_Task description_
In the listing below, find every line with the string "Walk" and pull it out.

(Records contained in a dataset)
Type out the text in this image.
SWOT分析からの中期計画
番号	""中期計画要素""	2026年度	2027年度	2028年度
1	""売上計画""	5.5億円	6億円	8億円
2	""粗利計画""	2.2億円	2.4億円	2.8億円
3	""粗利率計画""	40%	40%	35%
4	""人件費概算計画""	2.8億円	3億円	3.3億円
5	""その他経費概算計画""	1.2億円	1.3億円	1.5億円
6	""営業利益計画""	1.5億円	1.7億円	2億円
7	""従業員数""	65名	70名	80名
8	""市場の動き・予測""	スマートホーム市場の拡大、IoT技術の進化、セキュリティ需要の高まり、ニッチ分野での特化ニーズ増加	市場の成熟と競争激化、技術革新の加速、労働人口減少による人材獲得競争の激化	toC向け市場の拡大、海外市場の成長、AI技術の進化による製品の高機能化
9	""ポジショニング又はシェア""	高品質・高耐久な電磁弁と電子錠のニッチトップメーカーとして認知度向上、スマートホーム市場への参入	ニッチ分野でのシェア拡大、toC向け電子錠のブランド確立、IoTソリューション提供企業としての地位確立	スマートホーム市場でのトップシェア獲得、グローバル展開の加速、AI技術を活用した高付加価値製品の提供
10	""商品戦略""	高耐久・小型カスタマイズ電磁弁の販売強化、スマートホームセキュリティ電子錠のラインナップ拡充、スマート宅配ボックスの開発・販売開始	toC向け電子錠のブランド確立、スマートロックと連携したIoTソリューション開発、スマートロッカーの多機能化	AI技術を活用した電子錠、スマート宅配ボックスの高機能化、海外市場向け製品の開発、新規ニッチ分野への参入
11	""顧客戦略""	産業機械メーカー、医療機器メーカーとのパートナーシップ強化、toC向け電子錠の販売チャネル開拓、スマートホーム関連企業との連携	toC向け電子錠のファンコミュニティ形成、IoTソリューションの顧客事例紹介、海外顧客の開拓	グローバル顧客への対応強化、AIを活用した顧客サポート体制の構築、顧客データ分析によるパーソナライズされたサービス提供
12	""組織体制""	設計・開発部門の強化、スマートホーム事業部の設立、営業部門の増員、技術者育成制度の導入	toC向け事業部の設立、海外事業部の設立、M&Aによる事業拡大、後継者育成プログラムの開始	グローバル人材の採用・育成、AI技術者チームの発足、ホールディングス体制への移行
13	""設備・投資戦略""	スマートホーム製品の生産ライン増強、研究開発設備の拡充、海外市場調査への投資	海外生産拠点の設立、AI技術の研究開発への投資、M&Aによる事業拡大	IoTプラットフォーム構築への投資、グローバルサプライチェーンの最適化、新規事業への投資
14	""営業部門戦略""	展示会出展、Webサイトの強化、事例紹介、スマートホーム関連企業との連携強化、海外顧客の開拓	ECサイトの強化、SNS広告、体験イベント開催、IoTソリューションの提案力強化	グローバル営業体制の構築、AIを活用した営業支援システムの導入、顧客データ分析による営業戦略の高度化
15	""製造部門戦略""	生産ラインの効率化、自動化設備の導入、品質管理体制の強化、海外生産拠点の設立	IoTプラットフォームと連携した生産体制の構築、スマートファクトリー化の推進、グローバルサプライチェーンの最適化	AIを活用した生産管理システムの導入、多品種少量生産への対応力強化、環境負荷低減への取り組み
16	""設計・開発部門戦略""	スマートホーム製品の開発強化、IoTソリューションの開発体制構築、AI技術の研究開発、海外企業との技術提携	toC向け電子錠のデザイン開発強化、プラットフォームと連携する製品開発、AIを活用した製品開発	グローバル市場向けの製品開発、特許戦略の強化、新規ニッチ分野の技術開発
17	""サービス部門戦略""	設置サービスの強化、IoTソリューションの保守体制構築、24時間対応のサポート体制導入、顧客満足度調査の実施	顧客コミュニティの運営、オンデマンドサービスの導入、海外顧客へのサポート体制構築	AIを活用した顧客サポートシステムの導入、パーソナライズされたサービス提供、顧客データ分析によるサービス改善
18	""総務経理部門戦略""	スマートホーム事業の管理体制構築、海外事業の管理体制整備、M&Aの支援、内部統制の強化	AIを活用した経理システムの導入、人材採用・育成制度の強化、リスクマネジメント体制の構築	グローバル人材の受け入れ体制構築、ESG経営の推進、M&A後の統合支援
* * *
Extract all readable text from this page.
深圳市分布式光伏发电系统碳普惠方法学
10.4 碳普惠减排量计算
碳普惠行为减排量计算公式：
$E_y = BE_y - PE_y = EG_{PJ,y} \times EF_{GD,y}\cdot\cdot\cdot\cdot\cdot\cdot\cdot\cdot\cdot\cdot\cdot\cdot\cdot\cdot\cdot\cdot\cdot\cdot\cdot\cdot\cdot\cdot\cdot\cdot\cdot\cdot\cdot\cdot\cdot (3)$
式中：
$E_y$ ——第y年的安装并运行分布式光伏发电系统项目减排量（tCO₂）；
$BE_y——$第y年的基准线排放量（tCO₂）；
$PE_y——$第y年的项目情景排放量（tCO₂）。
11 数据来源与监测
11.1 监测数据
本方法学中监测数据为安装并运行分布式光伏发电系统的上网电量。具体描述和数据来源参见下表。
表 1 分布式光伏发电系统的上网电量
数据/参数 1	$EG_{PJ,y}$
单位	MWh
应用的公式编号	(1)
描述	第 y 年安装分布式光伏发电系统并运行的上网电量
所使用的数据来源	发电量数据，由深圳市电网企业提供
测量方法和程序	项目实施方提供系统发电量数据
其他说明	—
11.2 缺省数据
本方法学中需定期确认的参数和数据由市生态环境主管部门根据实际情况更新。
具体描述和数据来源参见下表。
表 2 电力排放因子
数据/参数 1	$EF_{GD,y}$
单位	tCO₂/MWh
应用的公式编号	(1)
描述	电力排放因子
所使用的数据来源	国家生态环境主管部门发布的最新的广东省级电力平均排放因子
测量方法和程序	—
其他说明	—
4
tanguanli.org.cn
---
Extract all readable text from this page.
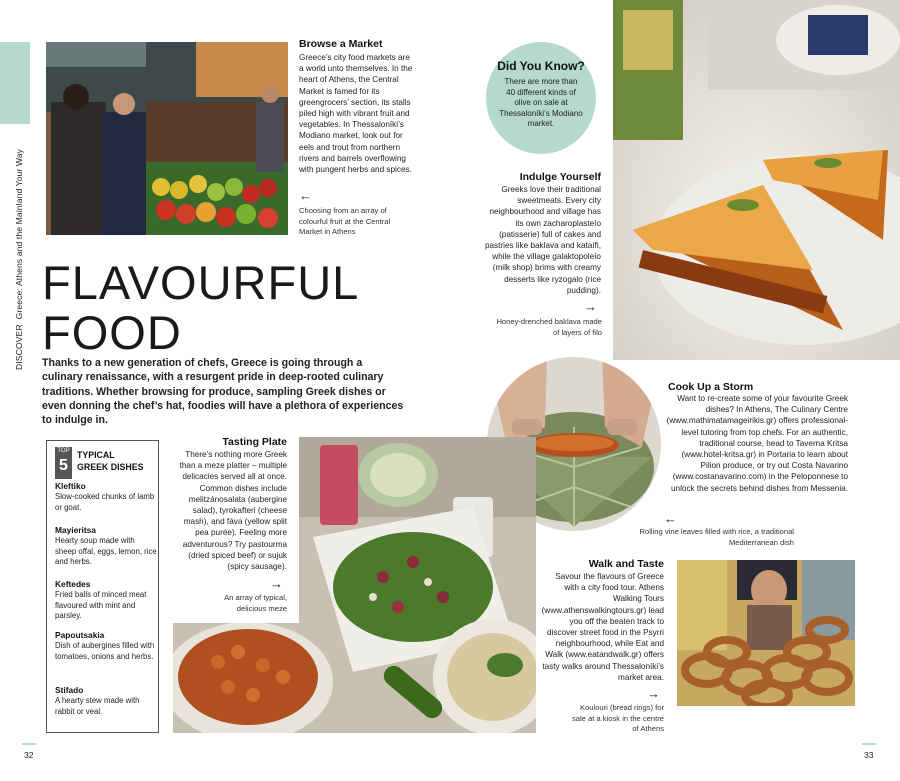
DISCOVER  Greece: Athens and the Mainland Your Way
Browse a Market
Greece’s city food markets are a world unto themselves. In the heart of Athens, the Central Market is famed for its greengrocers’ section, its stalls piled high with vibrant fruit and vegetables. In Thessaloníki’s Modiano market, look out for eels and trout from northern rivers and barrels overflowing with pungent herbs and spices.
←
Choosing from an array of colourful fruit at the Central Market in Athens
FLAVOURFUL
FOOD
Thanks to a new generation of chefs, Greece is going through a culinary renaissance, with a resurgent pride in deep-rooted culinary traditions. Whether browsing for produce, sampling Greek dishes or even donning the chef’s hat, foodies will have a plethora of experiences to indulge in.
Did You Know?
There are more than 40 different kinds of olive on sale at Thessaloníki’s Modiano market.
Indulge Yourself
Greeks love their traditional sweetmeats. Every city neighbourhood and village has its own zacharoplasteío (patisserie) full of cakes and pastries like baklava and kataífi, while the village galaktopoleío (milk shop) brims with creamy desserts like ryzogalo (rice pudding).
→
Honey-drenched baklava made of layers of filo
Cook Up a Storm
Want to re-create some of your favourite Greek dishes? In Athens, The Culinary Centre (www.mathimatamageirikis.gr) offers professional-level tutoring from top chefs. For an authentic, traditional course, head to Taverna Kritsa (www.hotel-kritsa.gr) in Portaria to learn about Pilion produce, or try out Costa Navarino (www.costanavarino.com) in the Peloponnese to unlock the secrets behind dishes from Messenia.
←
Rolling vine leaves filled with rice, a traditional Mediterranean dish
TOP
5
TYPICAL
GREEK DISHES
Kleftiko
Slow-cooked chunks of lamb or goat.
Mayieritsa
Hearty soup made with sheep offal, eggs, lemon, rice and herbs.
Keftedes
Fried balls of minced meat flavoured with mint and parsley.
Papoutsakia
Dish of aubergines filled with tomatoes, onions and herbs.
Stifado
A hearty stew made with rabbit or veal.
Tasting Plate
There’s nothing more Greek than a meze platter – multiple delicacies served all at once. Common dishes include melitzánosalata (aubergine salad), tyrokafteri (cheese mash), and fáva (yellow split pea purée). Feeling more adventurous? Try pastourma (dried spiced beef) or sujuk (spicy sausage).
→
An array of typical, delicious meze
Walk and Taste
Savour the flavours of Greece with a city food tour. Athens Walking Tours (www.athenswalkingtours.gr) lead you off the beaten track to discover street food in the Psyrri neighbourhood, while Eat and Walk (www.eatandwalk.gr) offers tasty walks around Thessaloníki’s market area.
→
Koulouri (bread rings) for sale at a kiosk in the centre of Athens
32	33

_Reply_
Walk and Taste
Savour the flavours of Greece with a city food tour. Athens Walking Tours (www.athenswalkingtours.gr) lead you off the beaten track to discover street food in the Psyrri neighbourhood, while Eat and Walk (www.eatandwalk.gr) offers tasty walks around Thessaloníki’s market area.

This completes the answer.